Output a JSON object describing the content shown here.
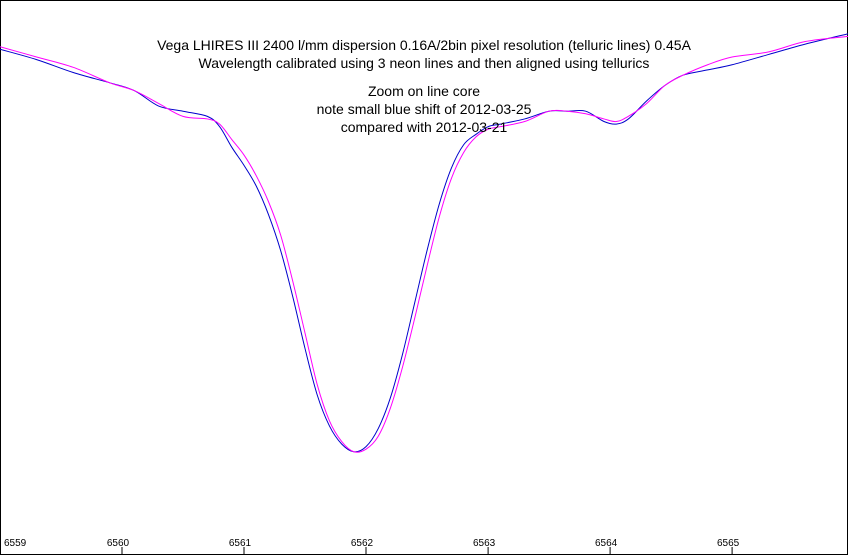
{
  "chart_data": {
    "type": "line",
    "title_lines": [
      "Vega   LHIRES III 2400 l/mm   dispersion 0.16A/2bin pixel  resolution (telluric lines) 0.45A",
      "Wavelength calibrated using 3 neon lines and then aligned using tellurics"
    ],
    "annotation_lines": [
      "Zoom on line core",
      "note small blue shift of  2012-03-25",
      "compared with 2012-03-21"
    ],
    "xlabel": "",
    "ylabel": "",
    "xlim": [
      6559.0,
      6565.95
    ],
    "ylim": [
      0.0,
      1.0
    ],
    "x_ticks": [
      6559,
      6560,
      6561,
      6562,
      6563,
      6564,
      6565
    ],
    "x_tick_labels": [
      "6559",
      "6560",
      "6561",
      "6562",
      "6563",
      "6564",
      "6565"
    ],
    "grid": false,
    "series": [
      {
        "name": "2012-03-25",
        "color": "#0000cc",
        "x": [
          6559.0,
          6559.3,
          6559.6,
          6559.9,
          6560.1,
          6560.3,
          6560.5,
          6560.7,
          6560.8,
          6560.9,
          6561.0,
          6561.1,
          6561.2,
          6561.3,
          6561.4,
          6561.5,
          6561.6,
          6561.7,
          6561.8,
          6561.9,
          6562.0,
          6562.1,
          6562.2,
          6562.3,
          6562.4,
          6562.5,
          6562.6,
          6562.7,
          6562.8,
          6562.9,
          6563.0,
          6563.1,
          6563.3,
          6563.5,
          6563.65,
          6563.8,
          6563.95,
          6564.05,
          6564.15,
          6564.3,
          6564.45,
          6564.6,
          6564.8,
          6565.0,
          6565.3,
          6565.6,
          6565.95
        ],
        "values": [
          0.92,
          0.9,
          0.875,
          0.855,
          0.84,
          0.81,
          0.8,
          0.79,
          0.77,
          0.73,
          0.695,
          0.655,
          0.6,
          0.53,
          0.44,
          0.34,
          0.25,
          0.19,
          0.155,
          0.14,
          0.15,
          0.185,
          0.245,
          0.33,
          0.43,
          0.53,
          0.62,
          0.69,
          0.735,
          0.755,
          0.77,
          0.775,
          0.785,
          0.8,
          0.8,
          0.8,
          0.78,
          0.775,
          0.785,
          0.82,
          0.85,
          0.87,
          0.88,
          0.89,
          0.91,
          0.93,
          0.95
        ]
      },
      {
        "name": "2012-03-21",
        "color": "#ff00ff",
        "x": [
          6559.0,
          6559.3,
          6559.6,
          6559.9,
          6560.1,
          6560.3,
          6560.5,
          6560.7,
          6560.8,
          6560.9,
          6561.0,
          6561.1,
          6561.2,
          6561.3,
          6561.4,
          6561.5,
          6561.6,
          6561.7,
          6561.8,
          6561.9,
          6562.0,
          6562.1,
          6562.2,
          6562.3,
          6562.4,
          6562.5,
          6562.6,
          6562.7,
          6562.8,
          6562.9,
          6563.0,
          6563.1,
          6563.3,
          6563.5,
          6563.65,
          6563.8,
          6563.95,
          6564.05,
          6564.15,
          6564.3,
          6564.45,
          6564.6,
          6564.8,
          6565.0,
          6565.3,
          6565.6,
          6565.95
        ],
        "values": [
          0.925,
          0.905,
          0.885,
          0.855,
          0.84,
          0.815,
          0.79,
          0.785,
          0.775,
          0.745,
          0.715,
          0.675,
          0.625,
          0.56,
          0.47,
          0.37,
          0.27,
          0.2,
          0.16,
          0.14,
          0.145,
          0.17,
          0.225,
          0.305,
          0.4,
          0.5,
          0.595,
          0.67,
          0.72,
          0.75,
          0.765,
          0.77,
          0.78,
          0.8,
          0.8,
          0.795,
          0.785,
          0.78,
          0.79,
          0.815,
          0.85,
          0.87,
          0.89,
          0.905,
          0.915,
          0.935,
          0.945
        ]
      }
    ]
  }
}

-----

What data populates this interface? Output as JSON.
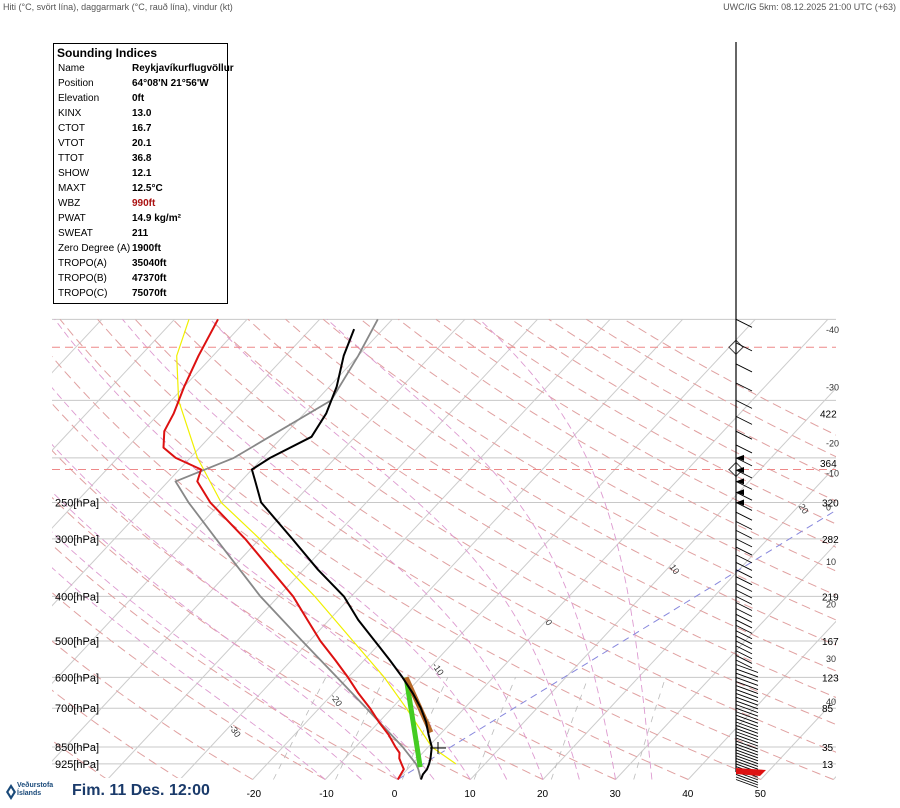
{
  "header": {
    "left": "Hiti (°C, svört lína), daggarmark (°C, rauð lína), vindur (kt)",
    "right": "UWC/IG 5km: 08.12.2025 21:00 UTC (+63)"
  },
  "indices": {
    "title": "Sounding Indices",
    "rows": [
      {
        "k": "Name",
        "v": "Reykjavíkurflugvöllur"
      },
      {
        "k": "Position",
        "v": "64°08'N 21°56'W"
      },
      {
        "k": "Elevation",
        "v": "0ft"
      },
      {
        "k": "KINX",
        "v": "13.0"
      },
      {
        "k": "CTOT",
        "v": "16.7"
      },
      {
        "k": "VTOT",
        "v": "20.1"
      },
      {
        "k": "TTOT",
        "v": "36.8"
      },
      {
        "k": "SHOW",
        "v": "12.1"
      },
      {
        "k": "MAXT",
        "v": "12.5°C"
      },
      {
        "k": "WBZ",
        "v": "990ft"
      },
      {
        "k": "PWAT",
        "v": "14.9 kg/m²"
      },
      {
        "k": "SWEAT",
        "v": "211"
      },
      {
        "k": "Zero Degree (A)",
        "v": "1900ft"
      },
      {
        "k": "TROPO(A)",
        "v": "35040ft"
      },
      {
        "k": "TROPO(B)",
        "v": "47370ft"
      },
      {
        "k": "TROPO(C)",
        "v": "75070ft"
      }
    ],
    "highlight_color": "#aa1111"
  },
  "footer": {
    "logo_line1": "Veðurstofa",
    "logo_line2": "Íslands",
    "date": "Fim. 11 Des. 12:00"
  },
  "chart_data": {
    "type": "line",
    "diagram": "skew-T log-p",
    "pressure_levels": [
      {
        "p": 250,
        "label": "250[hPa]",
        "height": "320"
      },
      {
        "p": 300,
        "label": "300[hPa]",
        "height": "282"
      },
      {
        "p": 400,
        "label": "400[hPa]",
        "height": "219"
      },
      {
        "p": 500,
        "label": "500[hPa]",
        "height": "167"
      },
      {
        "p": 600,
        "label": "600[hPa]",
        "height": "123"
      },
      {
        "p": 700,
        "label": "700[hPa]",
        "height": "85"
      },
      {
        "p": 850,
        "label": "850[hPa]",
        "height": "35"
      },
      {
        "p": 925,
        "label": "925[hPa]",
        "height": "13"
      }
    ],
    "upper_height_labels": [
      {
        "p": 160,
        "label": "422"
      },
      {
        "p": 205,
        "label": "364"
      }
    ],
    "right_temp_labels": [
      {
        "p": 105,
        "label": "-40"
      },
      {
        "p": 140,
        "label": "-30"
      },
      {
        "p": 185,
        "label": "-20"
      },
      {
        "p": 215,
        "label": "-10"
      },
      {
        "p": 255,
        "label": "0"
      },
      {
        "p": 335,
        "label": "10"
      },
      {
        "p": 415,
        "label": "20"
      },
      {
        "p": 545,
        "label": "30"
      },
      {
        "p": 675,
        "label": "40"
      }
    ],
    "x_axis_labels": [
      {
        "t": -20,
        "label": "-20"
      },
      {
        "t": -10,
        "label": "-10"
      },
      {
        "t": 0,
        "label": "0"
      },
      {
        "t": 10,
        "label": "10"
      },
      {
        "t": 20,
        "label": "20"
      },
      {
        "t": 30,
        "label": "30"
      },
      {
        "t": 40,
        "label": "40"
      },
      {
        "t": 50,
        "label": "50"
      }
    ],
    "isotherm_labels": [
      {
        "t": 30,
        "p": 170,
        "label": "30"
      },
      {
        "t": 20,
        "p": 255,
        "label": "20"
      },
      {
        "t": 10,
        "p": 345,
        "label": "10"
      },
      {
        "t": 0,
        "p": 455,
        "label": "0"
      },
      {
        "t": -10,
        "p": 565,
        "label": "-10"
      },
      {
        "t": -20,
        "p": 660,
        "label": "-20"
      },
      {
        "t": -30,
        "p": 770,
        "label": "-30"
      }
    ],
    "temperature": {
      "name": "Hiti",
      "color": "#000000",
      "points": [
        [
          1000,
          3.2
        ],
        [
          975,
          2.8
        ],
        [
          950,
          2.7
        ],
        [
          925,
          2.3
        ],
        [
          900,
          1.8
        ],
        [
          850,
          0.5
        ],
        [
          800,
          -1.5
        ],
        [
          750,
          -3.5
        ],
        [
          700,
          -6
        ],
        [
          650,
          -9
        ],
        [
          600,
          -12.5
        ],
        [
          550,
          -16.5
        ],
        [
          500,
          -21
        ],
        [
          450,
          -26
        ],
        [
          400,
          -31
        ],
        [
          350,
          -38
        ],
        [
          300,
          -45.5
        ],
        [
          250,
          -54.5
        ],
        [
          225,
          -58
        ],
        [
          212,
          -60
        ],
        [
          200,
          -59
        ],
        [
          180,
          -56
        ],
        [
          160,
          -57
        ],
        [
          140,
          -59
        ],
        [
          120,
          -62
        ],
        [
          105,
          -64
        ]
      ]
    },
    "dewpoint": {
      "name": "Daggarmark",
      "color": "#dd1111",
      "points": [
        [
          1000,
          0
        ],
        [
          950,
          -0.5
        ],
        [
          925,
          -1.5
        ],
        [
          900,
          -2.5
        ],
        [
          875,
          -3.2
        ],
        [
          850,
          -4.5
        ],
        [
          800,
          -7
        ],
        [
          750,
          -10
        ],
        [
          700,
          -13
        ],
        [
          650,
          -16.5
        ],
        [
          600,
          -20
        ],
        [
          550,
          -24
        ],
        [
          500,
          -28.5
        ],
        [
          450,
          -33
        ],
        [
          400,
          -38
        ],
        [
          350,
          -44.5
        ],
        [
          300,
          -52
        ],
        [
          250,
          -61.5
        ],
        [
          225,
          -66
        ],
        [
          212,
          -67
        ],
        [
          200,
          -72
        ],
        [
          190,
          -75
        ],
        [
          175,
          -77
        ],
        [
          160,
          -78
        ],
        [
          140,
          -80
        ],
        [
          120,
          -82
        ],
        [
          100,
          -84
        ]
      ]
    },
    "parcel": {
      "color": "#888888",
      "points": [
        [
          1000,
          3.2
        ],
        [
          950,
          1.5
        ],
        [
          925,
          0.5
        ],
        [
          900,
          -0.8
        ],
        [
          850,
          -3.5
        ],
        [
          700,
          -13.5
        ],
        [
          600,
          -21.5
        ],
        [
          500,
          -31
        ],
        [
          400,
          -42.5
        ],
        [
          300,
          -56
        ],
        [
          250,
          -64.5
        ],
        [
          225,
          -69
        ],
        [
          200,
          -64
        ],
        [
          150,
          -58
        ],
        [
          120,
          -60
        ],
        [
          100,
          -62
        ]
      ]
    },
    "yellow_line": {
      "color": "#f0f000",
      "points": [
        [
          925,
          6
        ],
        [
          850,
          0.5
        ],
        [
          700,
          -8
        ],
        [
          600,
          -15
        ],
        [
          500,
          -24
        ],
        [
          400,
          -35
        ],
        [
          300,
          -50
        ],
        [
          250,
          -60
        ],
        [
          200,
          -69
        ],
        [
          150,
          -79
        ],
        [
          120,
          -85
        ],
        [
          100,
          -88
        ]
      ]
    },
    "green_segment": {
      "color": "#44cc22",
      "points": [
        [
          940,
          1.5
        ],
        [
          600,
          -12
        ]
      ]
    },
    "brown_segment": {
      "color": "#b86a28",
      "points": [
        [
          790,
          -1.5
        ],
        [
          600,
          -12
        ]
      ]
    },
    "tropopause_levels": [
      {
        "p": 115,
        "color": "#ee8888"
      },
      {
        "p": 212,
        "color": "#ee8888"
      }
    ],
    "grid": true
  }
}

-----

» GOAL
Read the entries and select each line where the word "Output" is found.

» ANSWER IN FULL
Output a JSON object describing the content shown here.
What data populates this interface? Output as JSON.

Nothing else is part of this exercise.